_EXERCISE DIRECTIONS_
Copy each line that has the string "Turn" somewhere in it.

........

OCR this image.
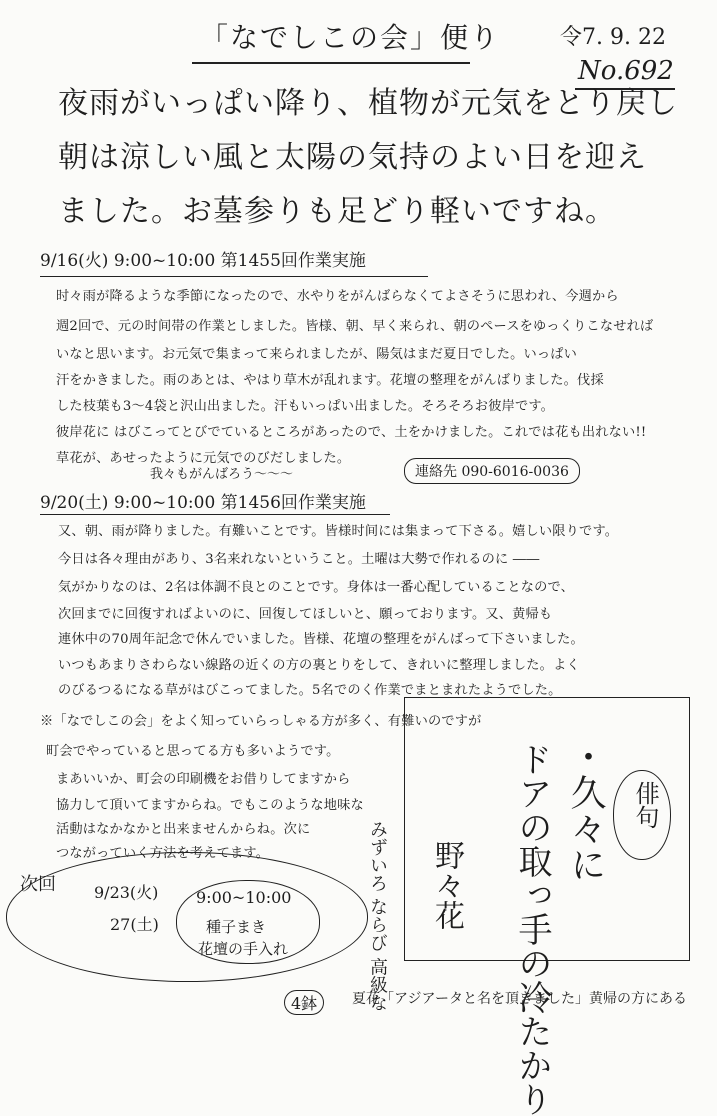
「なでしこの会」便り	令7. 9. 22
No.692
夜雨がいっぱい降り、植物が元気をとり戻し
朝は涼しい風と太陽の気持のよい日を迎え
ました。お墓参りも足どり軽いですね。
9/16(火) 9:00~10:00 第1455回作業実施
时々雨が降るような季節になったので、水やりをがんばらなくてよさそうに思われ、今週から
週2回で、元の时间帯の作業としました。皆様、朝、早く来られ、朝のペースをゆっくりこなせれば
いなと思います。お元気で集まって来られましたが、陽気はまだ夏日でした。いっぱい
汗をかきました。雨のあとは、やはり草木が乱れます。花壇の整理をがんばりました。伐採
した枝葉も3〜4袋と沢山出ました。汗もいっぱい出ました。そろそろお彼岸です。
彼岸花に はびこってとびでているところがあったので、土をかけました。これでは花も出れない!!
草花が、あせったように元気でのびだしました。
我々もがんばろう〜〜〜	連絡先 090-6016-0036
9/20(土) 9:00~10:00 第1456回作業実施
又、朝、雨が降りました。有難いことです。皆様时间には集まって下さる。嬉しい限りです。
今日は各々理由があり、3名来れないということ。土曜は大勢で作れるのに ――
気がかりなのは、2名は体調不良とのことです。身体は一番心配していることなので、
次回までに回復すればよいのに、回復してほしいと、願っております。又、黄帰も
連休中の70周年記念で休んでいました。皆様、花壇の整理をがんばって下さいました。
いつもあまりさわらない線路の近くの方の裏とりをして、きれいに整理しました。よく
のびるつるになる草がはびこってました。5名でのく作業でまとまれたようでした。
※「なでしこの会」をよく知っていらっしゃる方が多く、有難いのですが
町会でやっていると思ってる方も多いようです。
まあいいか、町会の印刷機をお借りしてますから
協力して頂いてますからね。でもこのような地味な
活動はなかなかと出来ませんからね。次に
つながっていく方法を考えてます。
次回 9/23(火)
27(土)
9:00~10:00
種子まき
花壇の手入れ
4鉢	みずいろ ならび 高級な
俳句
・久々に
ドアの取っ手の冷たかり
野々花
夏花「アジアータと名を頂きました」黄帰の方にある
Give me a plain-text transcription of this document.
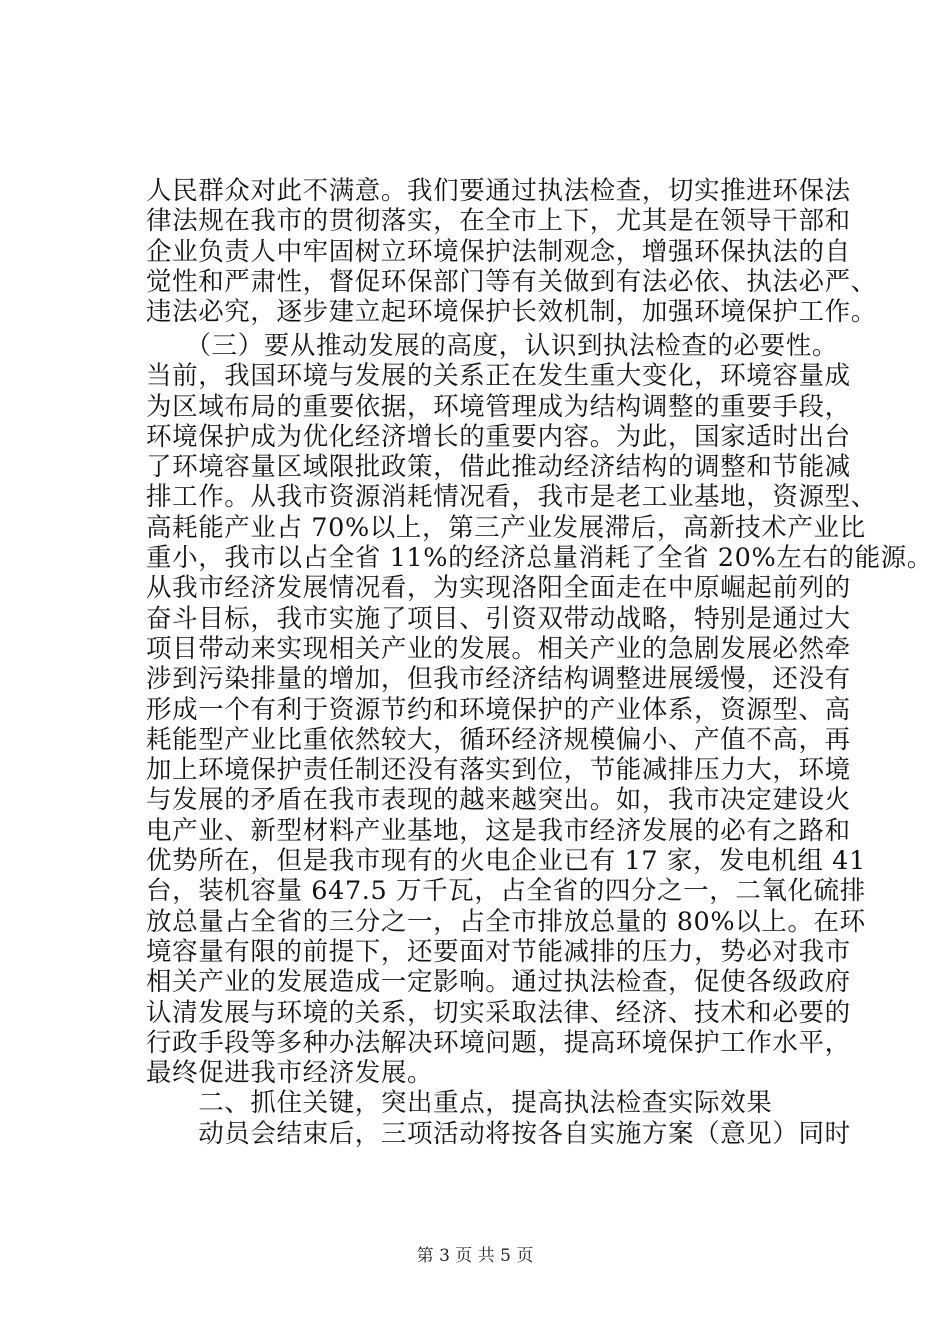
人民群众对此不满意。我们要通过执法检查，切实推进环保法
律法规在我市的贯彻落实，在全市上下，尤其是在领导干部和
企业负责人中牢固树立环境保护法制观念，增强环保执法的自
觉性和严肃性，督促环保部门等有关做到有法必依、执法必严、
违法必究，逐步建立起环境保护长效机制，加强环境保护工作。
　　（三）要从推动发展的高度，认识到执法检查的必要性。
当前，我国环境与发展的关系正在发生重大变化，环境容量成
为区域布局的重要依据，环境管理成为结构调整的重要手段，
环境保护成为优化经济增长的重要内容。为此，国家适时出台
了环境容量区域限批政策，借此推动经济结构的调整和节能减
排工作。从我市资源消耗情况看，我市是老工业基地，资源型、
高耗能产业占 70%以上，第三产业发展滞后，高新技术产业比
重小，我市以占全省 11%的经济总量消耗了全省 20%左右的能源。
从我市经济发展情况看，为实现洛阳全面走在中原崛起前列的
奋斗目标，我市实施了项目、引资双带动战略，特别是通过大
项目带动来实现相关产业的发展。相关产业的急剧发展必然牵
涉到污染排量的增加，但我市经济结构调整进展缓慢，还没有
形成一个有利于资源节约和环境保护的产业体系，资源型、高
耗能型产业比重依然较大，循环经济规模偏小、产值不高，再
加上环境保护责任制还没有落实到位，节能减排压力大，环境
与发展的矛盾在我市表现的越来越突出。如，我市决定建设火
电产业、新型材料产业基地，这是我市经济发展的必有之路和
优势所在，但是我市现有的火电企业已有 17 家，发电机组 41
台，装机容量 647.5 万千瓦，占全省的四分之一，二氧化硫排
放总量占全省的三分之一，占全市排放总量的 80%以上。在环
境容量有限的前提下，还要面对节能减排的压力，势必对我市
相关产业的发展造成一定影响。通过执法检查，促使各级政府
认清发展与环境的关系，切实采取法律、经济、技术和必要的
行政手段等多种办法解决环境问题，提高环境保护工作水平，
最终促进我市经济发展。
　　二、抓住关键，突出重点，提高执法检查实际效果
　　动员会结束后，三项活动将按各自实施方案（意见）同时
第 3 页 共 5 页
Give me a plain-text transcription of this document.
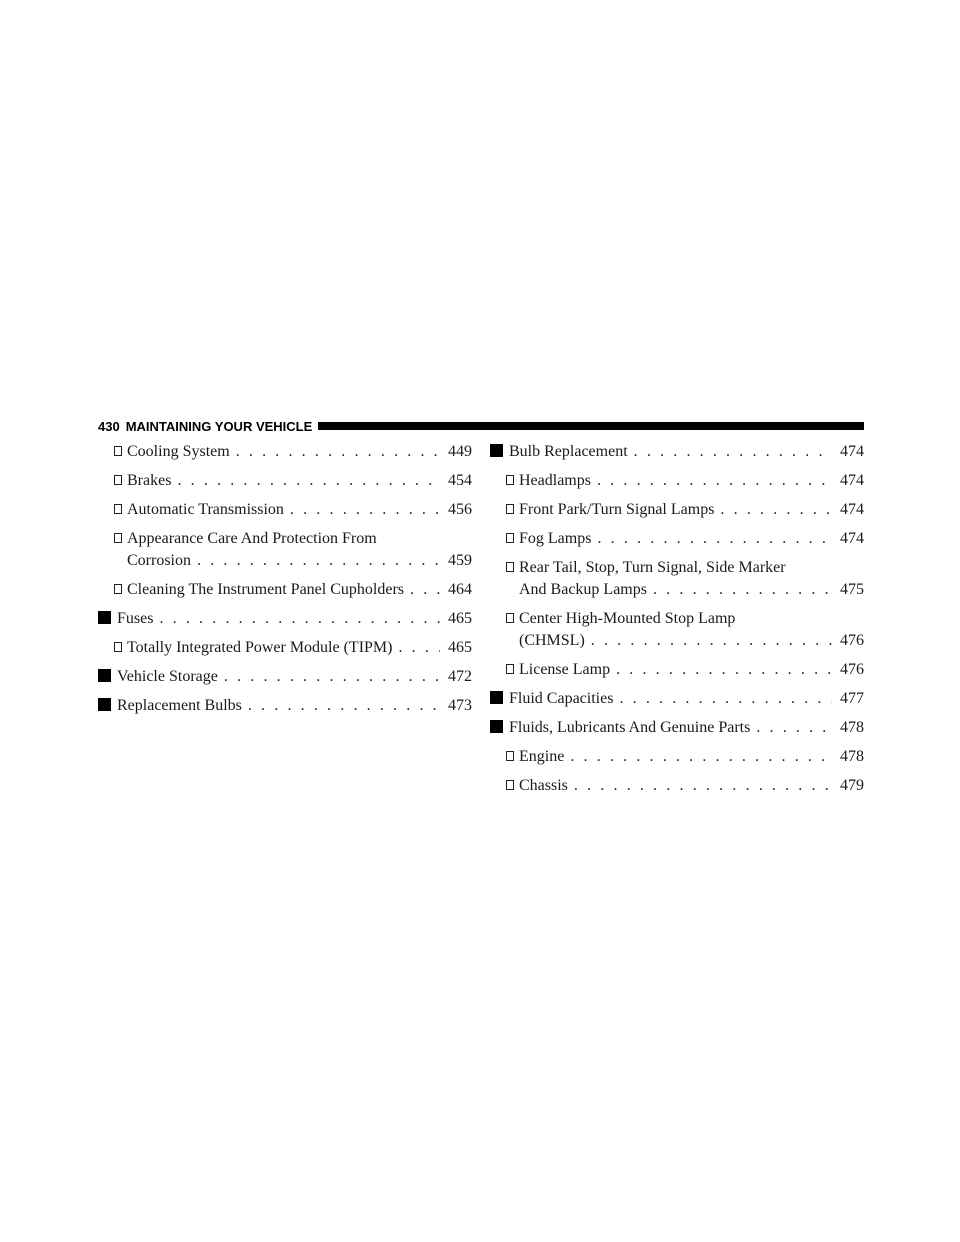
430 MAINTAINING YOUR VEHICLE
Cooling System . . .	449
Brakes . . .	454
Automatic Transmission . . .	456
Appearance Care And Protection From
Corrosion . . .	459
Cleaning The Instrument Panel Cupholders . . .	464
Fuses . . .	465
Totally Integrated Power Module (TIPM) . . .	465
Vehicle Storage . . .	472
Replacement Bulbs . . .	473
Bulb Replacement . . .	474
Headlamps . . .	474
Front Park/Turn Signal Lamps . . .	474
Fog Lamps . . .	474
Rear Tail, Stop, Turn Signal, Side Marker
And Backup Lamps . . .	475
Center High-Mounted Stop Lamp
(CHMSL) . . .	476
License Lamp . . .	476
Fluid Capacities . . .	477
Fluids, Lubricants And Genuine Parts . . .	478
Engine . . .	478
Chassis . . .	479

........

_FULL RESPONSE_
Front Park/Turn Signal Lamps . . .	474
Rear Tail, Stop, Turn Signal, Side Marker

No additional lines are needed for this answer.